**Work to be completed:**
Write out the entire listing below exactly as it appears, minus any pictures.

**Supplied material:**
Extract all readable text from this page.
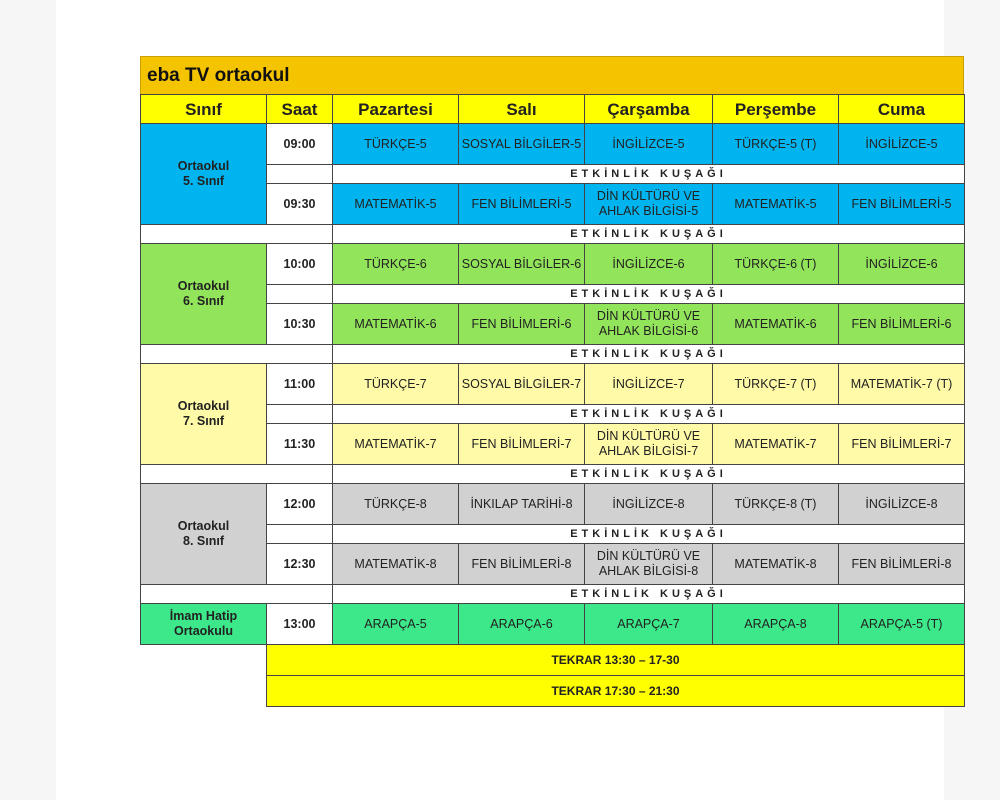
eba TV ortaokul
Sınıf	Saat	Pazartesi	Salı	Çarşamba	Perşembe	Cuma

Ortaokul
5. Sınıf	09:00	TÜRKÇE-5	SOSYAL BİLGİLER-5	İNGİLİZCE-5	TÜRKÇE-5 (T)	İNGİLİZCE-5
		ETKİNLİK KUŞAĞI				
	09:30	MATEMATİK-5	FEN BİLİMLERİ-5	DİN KÜLTÜRÜ VE AHLAK BİLGİSİ-5	MATEMATİK-5	FEN BİLİMLERİ-5
		ETKİNLİK KUŞAĞI				

Ortaokul
6. Sınıf	10:00	TÜRKÇE-6	SOSYAL BİLGİLER-6	İNGİLİZCE-6	TÜRKÇE-6 (T)	İNGİLİZCE-6
		ETKİNLİK KUŞAĞI				
	10:30	MATEMATİK-6	FEN BİLİMLERİ-6	DİN KÜLTÜRÜ VE AHLAK BİLGİSİ-6	MATEMATİK-6	FEN BİLİMLERİ-6
		ETKİNLİK KUŞAĞI				

Ortaokul
7. Sınıf	11:00	TÜRKÇE-7	SOSYAL BİLGİLER-7	İNGİLİZCE-7	TÜRKÇE-7 (T)	MATEMATİK-7 (T)
		ETKİNLİK KUŞAĞI				
	11:30	MATEMATİK-7	FEN BİLİMLERİ-7	DİN KÜLTÜRÜ VE AHLAK BİLGİSİ-7	MATEMATİK-7	FEN BİLİMLERİ-7
		ETKİNLİK KUŞAĞI				

Ortaokul
8. Sınıf	12:00	TÜRKÇE-8	İNKILAP TARİHİ-8	İNGİLİZCE-8	TÜRKÇE-8 (T)	İNGİLİZCE-8
		ETKİNLİK KUŞAĞI				
	12:30	MATEMATİK-8	FEN BİLİMLERİ-8	DİN KÜLTÜRÜ VE AHLAK BİLGİSİ-8	MATEMATİK-8	FEN BİLİMLERİ-8
		ETKİNLİK KUŞAĞI				

İmam Hatip
Ortaokulu	13:00	ARAPÇA-5	ARAPÇA-6	ARAPÇA-7	ARAPÇA-8	ARAPÇA-5 (T)
	TEKRAR 13:30 – 17-30					
	TEKRAR 17:30 – 21:30					
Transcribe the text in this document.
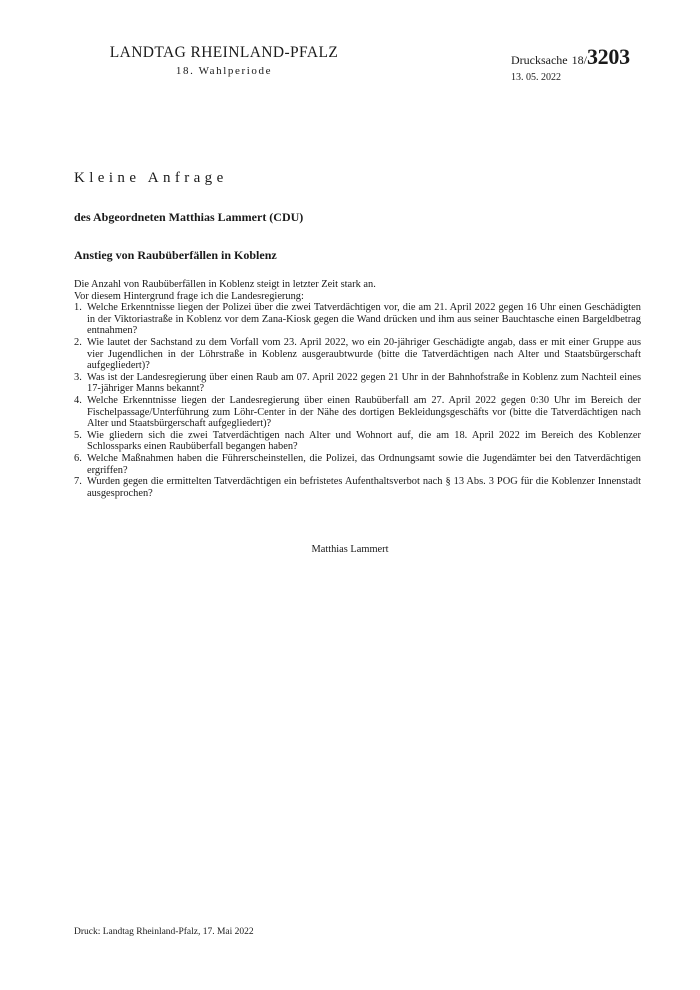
LANDTAG RHEINLAND-PFALZ
18. Wahlperiode
Drucksache 18/3203
13. 05. 2022
Kleine Anfrage
des Abgeordneten Matthias Lammert (CDU)
Anstieg von Raubüberfällen in Koblenz

Die Anzahl von Raubüberfällen in Koblenz steigt in letzter Zeit stark an.

Vor diesem Hintergrund frage ich die Landesregierung:

1. Welche Erkenntnisse liegen der Polizei über die zwei Tatverdächtigen vor, die am 21. April 2022 gegen 16 Uhr einen Geschädigten in der Viktoriastraße in Koblenz vor dem Zana-Kiosk gegen die Wand drücken und ihm aus seiner Bauchtasche einen Bargeldbetrag entnahmen?
2. Wie lautet der Sachstand zu dem Vorfall vom 23. April 2022, wo ein 20-jähriger Geschädigte angab, dass er mit einer Gruppe aus vier Jugendlichen in der Löhrstraße in Koblenz ausgeraubtwurde (bitte die Tatverdächtigen nach Alter und Staatsbürgerschaft aufgegliedert)?
3. Was ist der Landesregierung über einen Raub am 07. April 2022 gegen 21 Uhr in der Bahnhofstraße in Koblenz zum Nachteil eines 17-jähriger Manns bekannt?
4. Welche Erkenntnisse liegen der Landesregierung über einen Raubüberfall am 27. April 2022 gegen 0:30 Uhr im Bereich der Fischelpassage/Unterführung zum Löhr-Center in der Nähe des dortigen Bekleidungsgeschäfts vor (bitte die Tatverdächtigen nach Alter und Staatsbürgerschaft aufgegliedert)?
5. Wie gliedern sich die zwei Tatverdächtigen nach Alter und Wohnort auf, die am 18. April 2022 im Bereich des Koblenzer Schlossparks einen Raubüberfall begangen haben?
6. Welche Maßnahmen haben die Führerscheinstellen, die Polizei, das Ordnungsamt sowie die Jugendämter bei den Tatverdächtigen ergriffen?
7. Wurden gegen die ermittelten Tatverdächtigen ein befristetes Aufenthaltsverbot nach § 13 Abs. 3 POG für die Koblenzer Innenstadt ausgesprochen?
Matthias Lammert
Druck: Landtag Rheinland-Pfalz, 17. Mai 2022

**Task output:**
Extract all readable text from this page.
eba TV ortaokul
Sınıf	Saat	Pazartesi	Salı	Çarşamba	Perşembe	Cuma

Ortaokul
5. Sınıf	09:00	TÜRKÇE-5	SOSYAL BİLGİLER-5	İNGİLİZCE-5	TÜRKÇE-5 (T)	İNGİLİZCE-5
		ETKİNLİK KUŞAĞI				
	09:30	MATEMATİK-5	FEN BİLİMLERİ-5	DİN KÜLTÜRÜ VE AHLAK BİLGİSİ-5	MATEMATİK-5	FEN BİLİMLERİ-5
		ETKİNLİK KUŞAĞI				

Ortaokul
6. Sınıf	10:00	TÜRKÇE-6	SOSYAL BİLGİLER-6	İNGİLİZCE-6	TÜRKÇE-6 (T)	İNGİLİZCE-6
		ETKİNLİK KUŞAĞI				
	10:30	MATEMATİK-6	FEN BİLİMLERİ-6	DİN KÜLTÜRÜ VE AHLAK BİLGİSİ-6	MATEMATİK-6	FEN BİLİMLERİ-6
		ETKİNLİK KUŞAĞI				

Ortaokul
7. Sınıf	11:00	TÜRKÇE-7	SOSYAL BİLGİLER-7	İNGİLİZCE-7	TÜRKÇE-7 (T)	MATEMATİK-7 (T)
		ETKİNLİK KUŞAĞI				
	11:30	MATEMATİK-7	FEN BİLİMLERİ-7	DİN KÜLTÜRÜ VE AHLAK BİLGİSİ-7	MATEMATİK-7	FEN BİLİMLERİ-7
		ETKİNLİK KUŞAĞI				

Ortaokul
8. Sınıf	12:00	TÜRKÇE-8	İNKILAP TARİHİ-8	İNGİLİZCE-8	TÜRKÇE-8 (T)	İNGİLİZCE-8
		ETKİNLİK KUŞAĞI				
	12:30	MATEMATİK-8	FEN BİLİMLERİ-8	DİN KÜLTÜRÜ VE AHLAK BİLGİSİ-8	MATEMATİK-8	FEN BİLİMLERİ-8
		ETKİNLİK KUŞAĞI				

İmam Hatip
Ortaokulu	13:00	ARAPÇA-5	ARAPÇA-6	ARAPÇA-7	ARAPÇA-8	ARAPÇA-5 (T)
	TEKRAR 13:30 – 17-30					
	TEKRAR 17:30 – 21:30					
Transcribe the text in this document.
LANDTAG RHEINLAND-PFALZ
18. Wahlperiode
Drucksache 18/3203
13. 05. 2022
Kleine Anfrage
des Abgeordneten Matthias Lammert (CDU)
Anstieg von Raubüberfällen in Koblenz

Die Anzahl von Raubüberfällen in Koblenz steigt in letzter Zeit stark an.

Vor diesem Hintergrund frage ich die Landesregierung:

1. Welche Erkenntnisse liegen der Polizei über die zwei Tatverdächtigen vor, die am 21. April 2022 gegen 16 Uhr einen Geschädigten in der Viktoriastraße in Koblenz vor dem Zana-Kiosk gegen die Wand drücken und ihm aus seiner Bauchtasche einen Bargeldbetrag entnahmen?
2. Wie lautet der Sachstand zu dem Vorfall vom 23. April 2022, wo ein 20-jähriger Geschädigte angab, dass er mit einer Gruppe aus vier Jugendlichen in der Löhrstraße in Koblenz ausgeraubtwurde (bitte die Tatverdächtigen nach Alter und Staatsbürgerschaft aufgegliedert)?
3. Was ist der Landesregierung über einen Raub am 07. April 2022 gegen 21 Uhr in der Bahnhofstraße in Koblenz zum Nachteil eines 17-jähriger Manns bekannt?
4. Welche Erkenntnisse liegen der Landesregierung über einen Raubüberfall am 27. April 2022 gegen 0:30 Uhr im Bereich der Fischelpassage/Unterführung zum Löhr-Center in der Nähe des dortigen Bekleidungsgeschäfts vor (bitte die Tatverdächtigen nach Alter und Staatsbürgerschaft aufgegliedert)?
5. Wie gliedern sich die zwei Tatverdächtigen nach Alter und Wohnort auf, die am 18. April 2022 im Bereich des Koblenzer Schlossparks einen Raubüberfall begangen haben?
6. Welche Maßnahmen haben die Führerscheinstellen, die Polizei, das Ordnungsamt sowie die Jugendämter bei den Tatverdächtigen ergriffen?
7. Wurden gegen die ermittelten Tatverdächtigen ein befristetes Aufenthaltsverbot nach § 13 Abs. 3 POG für die Koblenzer Innenstadt ausgesprochen?
Matthias Lammert
Druck: Landtag Rheinland-Pfalz, 17. Mai 2022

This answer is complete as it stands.